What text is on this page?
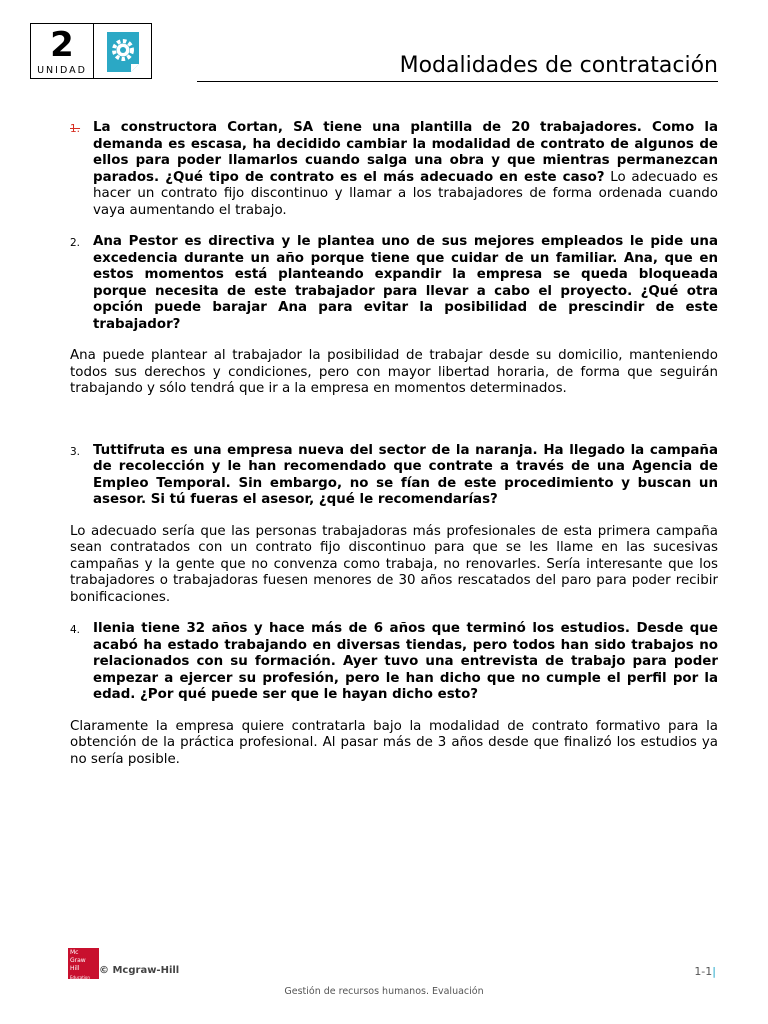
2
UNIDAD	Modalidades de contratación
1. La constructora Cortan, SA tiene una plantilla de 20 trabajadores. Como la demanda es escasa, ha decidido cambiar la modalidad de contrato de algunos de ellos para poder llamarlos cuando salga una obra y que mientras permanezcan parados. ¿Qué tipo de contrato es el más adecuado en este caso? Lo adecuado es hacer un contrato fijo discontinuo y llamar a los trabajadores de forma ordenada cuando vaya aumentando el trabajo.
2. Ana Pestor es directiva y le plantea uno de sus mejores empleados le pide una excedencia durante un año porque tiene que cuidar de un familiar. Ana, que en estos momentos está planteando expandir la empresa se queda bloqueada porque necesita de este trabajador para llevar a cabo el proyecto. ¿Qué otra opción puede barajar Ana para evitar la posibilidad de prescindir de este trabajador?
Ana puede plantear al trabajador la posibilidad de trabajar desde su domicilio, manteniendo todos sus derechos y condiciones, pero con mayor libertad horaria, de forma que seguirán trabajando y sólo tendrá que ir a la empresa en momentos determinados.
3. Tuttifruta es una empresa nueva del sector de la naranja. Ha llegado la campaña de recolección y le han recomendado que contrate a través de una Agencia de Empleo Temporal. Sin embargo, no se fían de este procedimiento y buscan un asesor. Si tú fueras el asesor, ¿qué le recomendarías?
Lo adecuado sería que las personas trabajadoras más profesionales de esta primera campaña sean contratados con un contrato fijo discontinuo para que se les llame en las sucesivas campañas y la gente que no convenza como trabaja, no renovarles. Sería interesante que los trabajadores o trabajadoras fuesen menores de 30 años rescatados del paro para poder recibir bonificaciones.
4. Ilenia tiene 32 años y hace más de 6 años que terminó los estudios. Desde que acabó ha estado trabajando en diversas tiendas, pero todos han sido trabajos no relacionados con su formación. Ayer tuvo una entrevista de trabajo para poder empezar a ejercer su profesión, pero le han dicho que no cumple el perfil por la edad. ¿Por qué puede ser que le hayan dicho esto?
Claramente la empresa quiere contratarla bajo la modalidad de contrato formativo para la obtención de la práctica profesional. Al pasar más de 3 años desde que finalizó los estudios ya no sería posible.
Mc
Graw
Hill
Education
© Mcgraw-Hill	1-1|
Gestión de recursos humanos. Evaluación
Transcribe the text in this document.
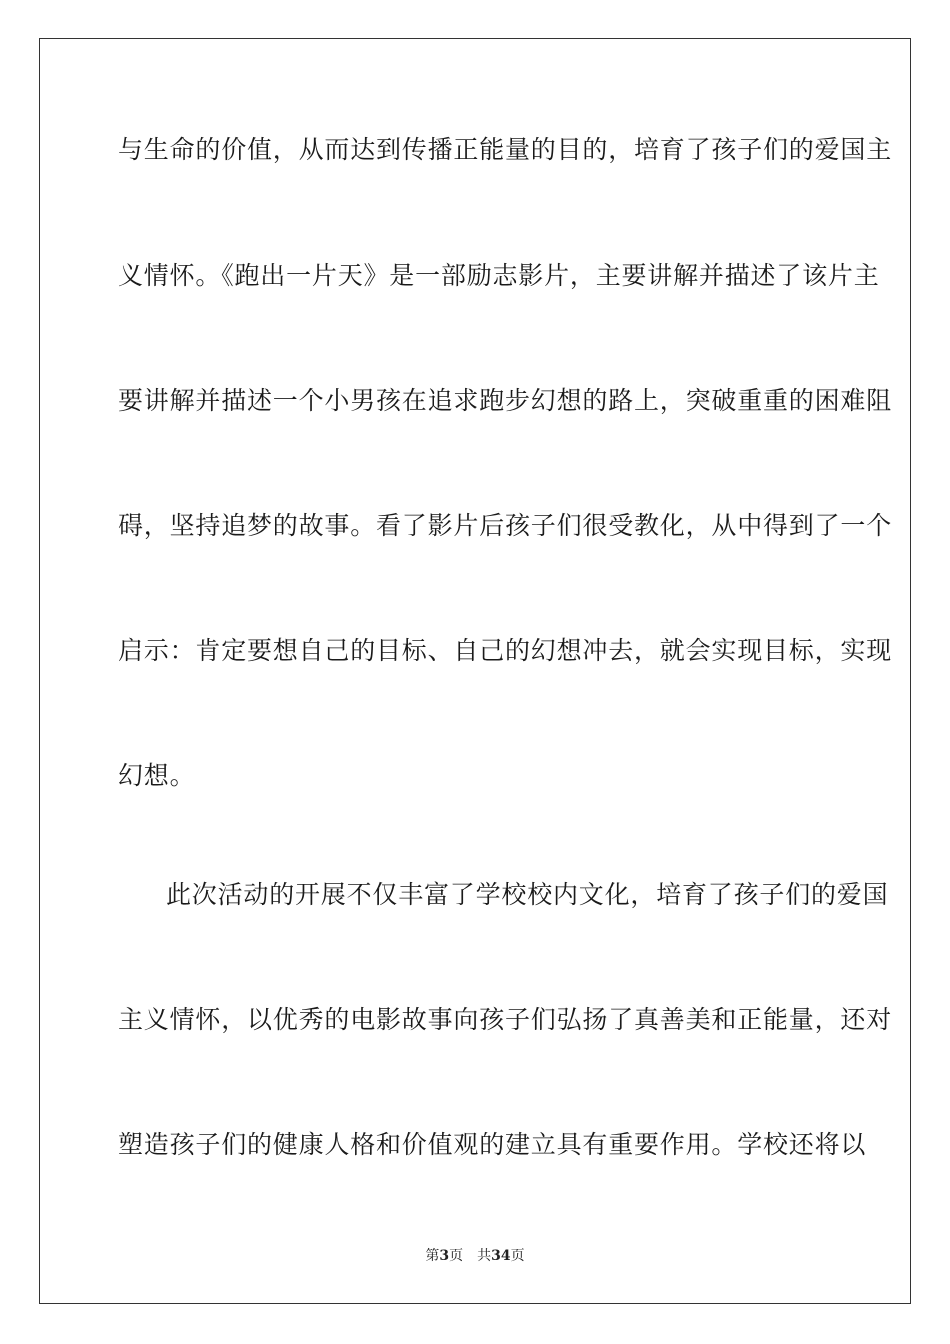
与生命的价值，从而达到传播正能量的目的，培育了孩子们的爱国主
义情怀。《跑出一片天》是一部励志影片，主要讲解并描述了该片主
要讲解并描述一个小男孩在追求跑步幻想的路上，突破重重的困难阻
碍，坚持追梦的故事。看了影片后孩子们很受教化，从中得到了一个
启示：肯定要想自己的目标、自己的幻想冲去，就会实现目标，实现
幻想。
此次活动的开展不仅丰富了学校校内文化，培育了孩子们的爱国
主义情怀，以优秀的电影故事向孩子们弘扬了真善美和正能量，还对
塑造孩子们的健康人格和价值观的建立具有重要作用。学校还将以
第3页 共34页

--- --- ---

#### AIM OF THE EXERCISE:
Copy, without the pictures, exactly the lines from the line with "Transcribe the text in this document." through the end of the material above, both ends included.

#### TASK RESPONSE:
Transcribe the text in this document.
与生命的价值，从而达到传播正能量的目的，培育了孩子们的爱国主
义情怀。《跑出一片天》是一部励志影片，主要讲解并描述了该片主
要讲解并描述一个小男孩在追求跑步幻想的路上，突破重重的困难阻
碍，坚持追梦的故事。看了影片后孩子们很受教化，从中得到了一个
启示：肯定要想自己的目标、自己的幻想冲去，就会实现目标，实现
幻想。
此次活动的开展不仅丰富了学校校内文化，培育了孩子们的爱国
主义情怀，以优秀的电影故事向孩子们弘扬了真善美和正能量，还对
塑造孩子们的健康人格和价值观的建立具有重要作用。学校还将以
第3页 共34页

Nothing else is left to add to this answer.